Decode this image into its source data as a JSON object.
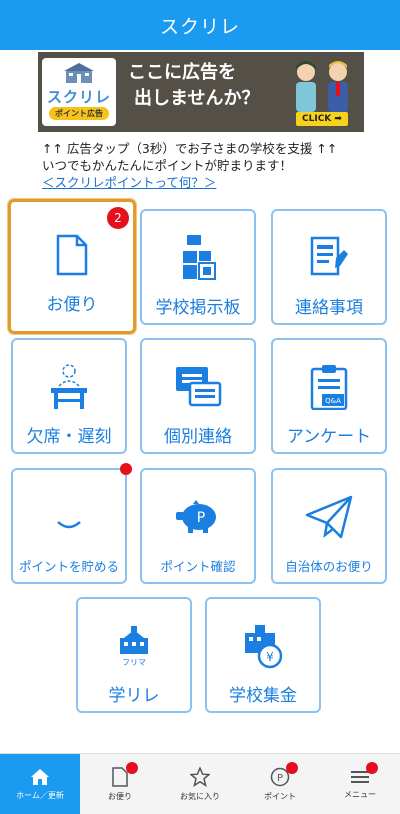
{
  "header": {
    "title": "スクリレ"
  },
  "banner": {
    "logo_text": "スクリレ",
    "logo_sub": "ポイント広告",
    "line1": "ここに広告を",
    "line2": "出しませんか？",
    "click": "CLICK ➡"
  },
  "info": {
    "line1": "↑↑ 広告タップ（3秒）でお子さまの学校を支援 ↑↑",
    "line2": "いつでもかんたんにポイントが貯まります！",
    "link": "＜スクリレポイントって何？＞"
  },
  "tiles": [
    {
      "label": "お便り",
      "icon": "document-icon",
      "badge": "2"
    },
    {
      "label": "学校掲示板",
      "icon": "bulletin-board-icon"
    },
    {
      "label": "連絡事項",
      "icon": "notice-icon"
    },
    {
      "label": "欠席・遅刻",
      "icon": "desk-absence-icon"
    },
    {
      "label": "個別連絡",
      "icon": "chat-bubbles-icon"
    },
    {
      "label": "アンケート",
      "icon": "survey-clipboard-icon"
    },
    {
      "label": "ポイントを貯める",
      "icon": "smile-icon"
    },
    {
      "label": "ポイント確認",
      "icon": "piggy-bank-icon"
    },
    {
      "label": "自治体のお便り",
      "icon": "paper-plane-icon"
    },
    {
      "label": "学リレ",
      "icon": "school-flea-market-icon",
      "icon_text": "フリマ"
    },
    {
      "label": "学校集金",
      "icon": "school-money-icon"
    }
  ],
  "footer": [
    {
      "label": "ホーム／更新",
      "icon": "home-icon",
      "active": true
    },
    {
      "label": "お便り",
      "icon": "document-icon"
    },
    {
      "label": "お気に入り",
      "icon": "star-icon"
    },
    {
      "label": "ポイント",
      "icon": "point-coin-icon"
    },
    {
      "label": "メニュー",
      "icon": "menu-icon"
    }
  ],
  "colors": {
    "primary": "#1a9bf0",
    "tile_text": "#1a7fe0",
    "tile_border": "#8cc2f0",
    "selected_border": "#e19a2c",
    "badge": "#e5101b"
  }
}
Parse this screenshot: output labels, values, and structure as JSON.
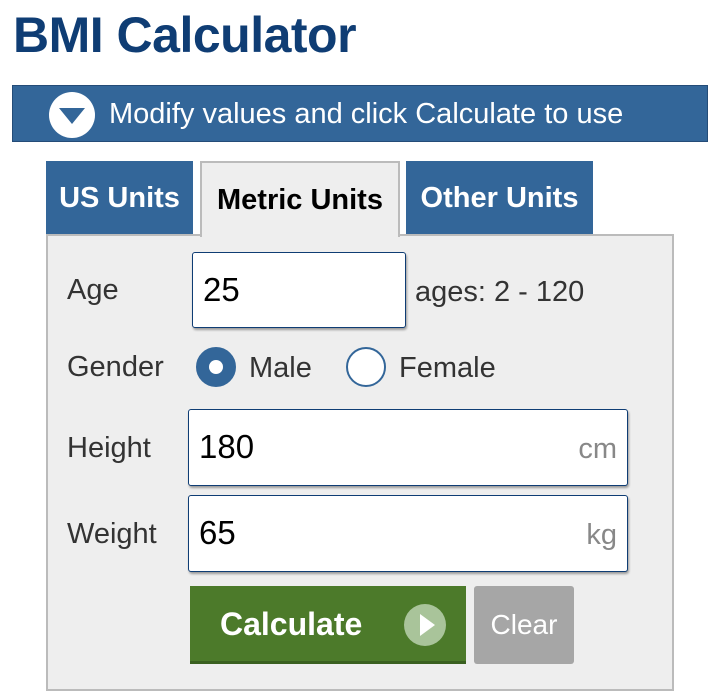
{
  "page": {
    "title": "BMI Calculator"
  },
  "banner": {
    "text": "Modify values and click Calculate to use",
    "icon": "chevron-down-circle-icon"
  },
  "tabs": [
    {
      "label": "US Units",
      "active": false
    },
    {
      "label": "Metric Units",
      "active": true
    },
    {
      "label": "Other Units",
      "active": false
    }
  ],
  "form": {
    "age": {
      "label": "Age",
      "value": "25",
      "hint": "ages: 2 - 120"
    },
    "gender": {
      "label": "Gender",
      "options": [
        {
          "label": "Male",
          "checked": true
        },
        {
          "label": "Female",
          "checked": false
        }
      ]
    },
    "height": {
      "label": "Height",
      "value": "180",
      "unit": "cm"
    },
    "weight": {
      "label": "Weight",
      "value": "65",
      "unit": "kg"
    }
  },
  "buttons": {
    "calculate": "Calculate",
    "calculate_icon": "play-circle-icon",
    "clear": "Clear"
  },
  "colors": {
    "title": "#0f3d74",
    "accent": "#336699",
    "calculate_bg": "#4c7a2a",
    "clear_bg": "#a6a6a6",
    "panel_bg": "#eeeeee"
  }
}
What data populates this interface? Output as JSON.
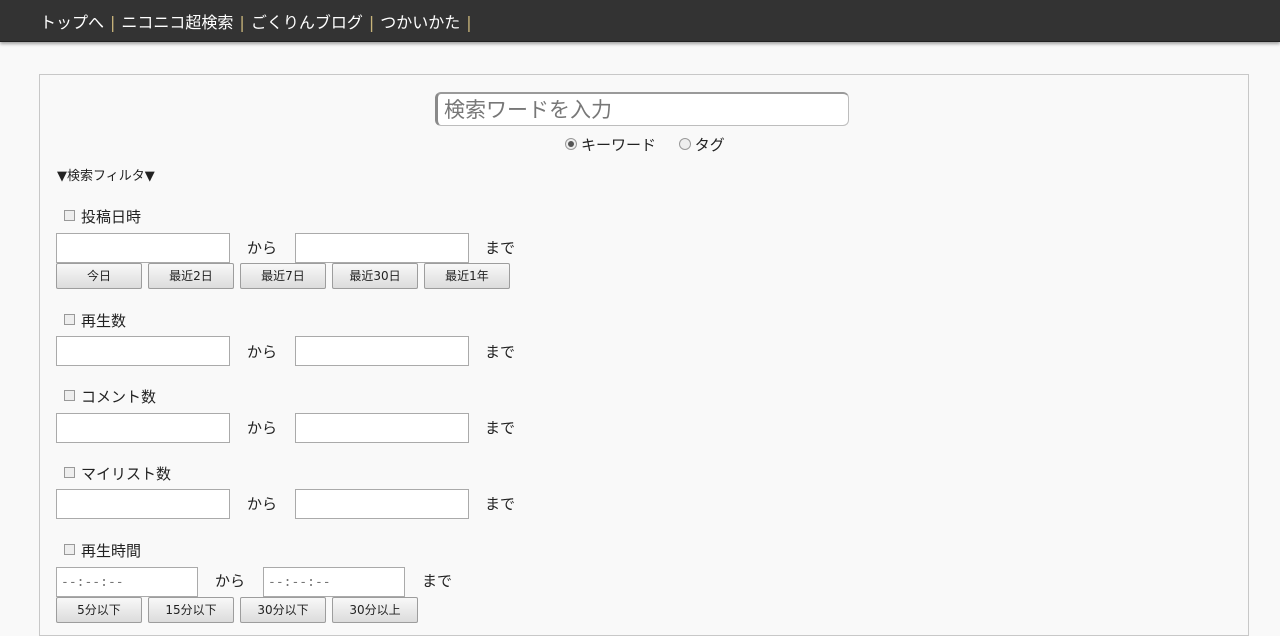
{
  "nav": {
    "items": [
      "トップへ",
      "ニコニコ超検索",
      "ごくりんブログ",
      "つかいかた"
    ],
    "separator": "|"
  },
  "search": {
    "placeholder": "検索ワードを入力",
    "modes": [
      {
        "label": "キーワード",
        "checked": true
      },
      {
        "label": "タグ",
        "checked": false
      }
    ]
  },
  "filter": {
    "toggle_label": "▼検索フィルタ▼",
    "from_label": "から",
    "to_label": "まで",
    "sections": [
      {
        "title": "投稿日時",
        "buttons": [
          "今日",
          "最近2日",
          "最近7日",
          "最近30日",
          "最近1年"
        ]
      },
      {
        "title": "再生数"
      },
      {
        "title": "コメント数"
      },
      {
        "title": "マイリスト数"
      },
      {
        "title": "再生時間",
        "time_placeholder": "--:--:--",
        "buttons": [
          "5分以下",
          "15分以下",
          "30分以下",
          "30分以上"
        ]
      }
    ]
  }
}
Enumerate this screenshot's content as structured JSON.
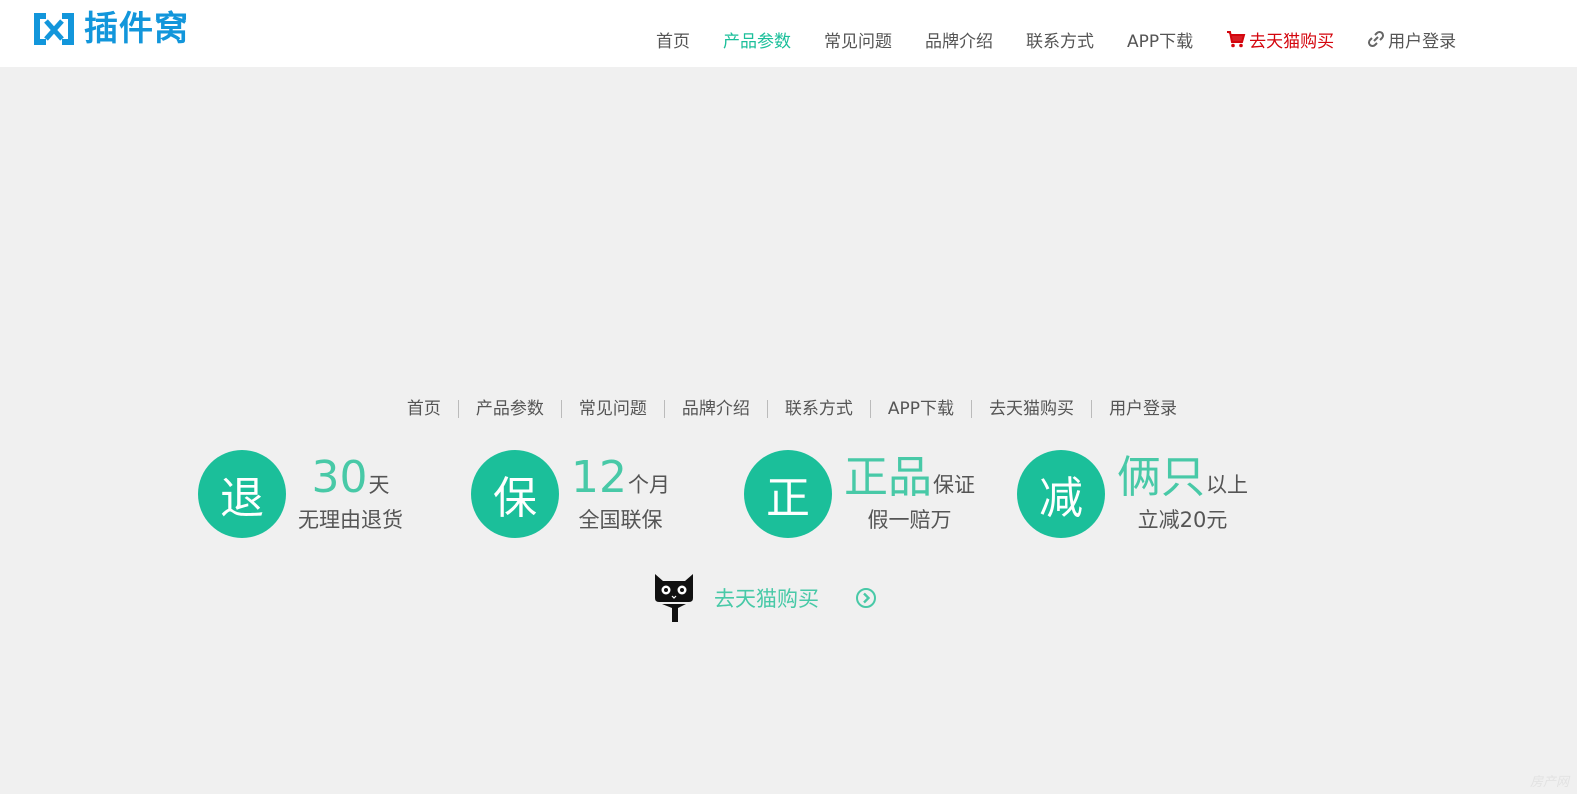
{
  "header": {
    "logo_text": "插件窝",
    "nav": [
      {
        "label": "首页"
      },
      {
        "label": "产品参数"
      },
      {
        "label": "常见问题"
      },
      {
        "label": "品牌介绍"
      },
      {
        "label": "联系方式"
      },
      {
        "label": "APP下载"
      },
      {
        "label": "去天猫购买",
        "icon": "cart-icon"
      },
      {
        "label": "用户登录",
        "icon": "link-icon"
      }
    ],
    "active_index": 1
  },
  "footer_links": [
    "首页",
    "产品参数",
    "常见问题",
    "品牌介绍",
    "联系方式",
    "APP下载",
    "去天猫购买",
    "用户登录"
  ],
  "features": [
    {
      "circle": "退",
      "big": "30",
      "small": "天",
      "bottom": "无理由退货"
    },
    {
      "circle": "保",
      "big": "12",
      "small": "个月",
      "bottom": "全国联保"
    },
    {
      "circle": "正",
      "big": "正品",
      "small": "保证",
      "bottom": "假一赔万"
    },
    {
      "circle": "减",
      "big": "俩只",
      "small": "以上",
      "bottom": "立减20元"
    }
  ],
  "buy": {
    "label": "去天猫购买",
    "icon": "tmall-cat-icon",
    "arrow_icon": "circle-chevron-right-icon"
  },
  "watermark": "房产网",
  "colors": {
    "accent": "#1bbf9a",
    "logo": "#1296db",
    "tmall": "#d4050d",
    "background": "#f0f0f0"
  }
}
-=-=-=-=-
Task directions:
Set out every line from the material that contains the string "this".

Response:
Decode this image into its source data as a JSON object.
Parse this screenshot: output labels, values, and structure as JSON.
What data populates this interface? Output as JSON.
Enumerate this screenshot's content as structured JSON.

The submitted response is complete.